━━━ RECORDS SUPPLIED

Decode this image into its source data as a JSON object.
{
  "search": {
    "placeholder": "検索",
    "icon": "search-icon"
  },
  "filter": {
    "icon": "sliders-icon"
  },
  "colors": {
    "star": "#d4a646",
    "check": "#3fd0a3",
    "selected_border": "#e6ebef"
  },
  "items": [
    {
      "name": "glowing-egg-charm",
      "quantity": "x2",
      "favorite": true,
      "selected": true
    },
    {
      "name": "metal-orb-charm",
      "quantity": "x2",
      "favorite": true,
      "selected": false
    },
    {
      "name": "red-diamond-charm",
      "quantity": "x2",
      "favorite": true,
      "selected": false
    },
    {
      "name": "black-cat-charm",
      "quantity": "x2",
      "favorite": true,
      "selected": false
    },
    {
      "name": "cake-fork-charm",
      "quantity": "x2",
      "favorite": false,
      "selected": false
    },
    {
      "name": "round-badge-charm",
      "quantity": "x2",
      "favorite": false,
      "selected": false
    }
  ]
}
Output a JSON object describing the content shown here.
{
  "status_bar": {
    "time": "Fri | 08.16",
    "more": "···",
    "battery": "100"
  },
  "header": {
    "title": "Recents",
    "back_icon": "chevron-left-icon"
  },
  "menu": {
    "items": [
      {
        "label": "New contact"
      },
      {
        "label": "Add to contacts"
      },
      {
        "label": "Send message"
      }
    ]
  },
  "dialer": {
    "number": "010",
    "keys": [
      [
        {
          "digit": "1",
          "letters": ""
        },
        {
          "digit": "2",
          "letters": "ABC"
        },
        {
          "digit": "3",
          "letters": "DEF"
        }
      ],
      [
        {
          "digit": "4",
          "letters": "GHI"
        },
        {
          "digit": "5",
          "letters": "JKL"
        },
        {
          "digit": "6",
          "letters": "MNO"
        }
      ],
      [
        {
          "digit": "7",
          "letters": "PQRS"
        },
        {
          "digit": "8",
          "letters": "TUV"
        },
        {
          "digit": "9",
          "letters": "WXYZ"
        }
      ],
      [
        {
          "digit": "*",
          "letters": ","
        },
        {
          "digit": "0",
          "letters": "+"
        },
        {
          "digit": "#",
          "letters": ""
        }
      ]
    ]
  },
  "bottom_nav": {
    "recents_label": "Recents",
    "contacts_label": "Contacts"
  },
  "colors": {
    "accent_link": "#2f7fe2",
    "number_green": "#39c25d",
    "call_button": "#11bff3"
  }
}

━━━━━━

> [TASK TO CARRY OUT]: Collect each line above holding the string "digit".

> [TASK RESULT]:
          "digit": "1",
          "digit": "2",
          "digit": "3",
          "digit": "4",
          "digit": "5",
          "digit": "6",
          "digit": "7",
          "digit": "8",
          "digit": "9",
          "digit": "*",
          "digit": "0",
          "digit": "#",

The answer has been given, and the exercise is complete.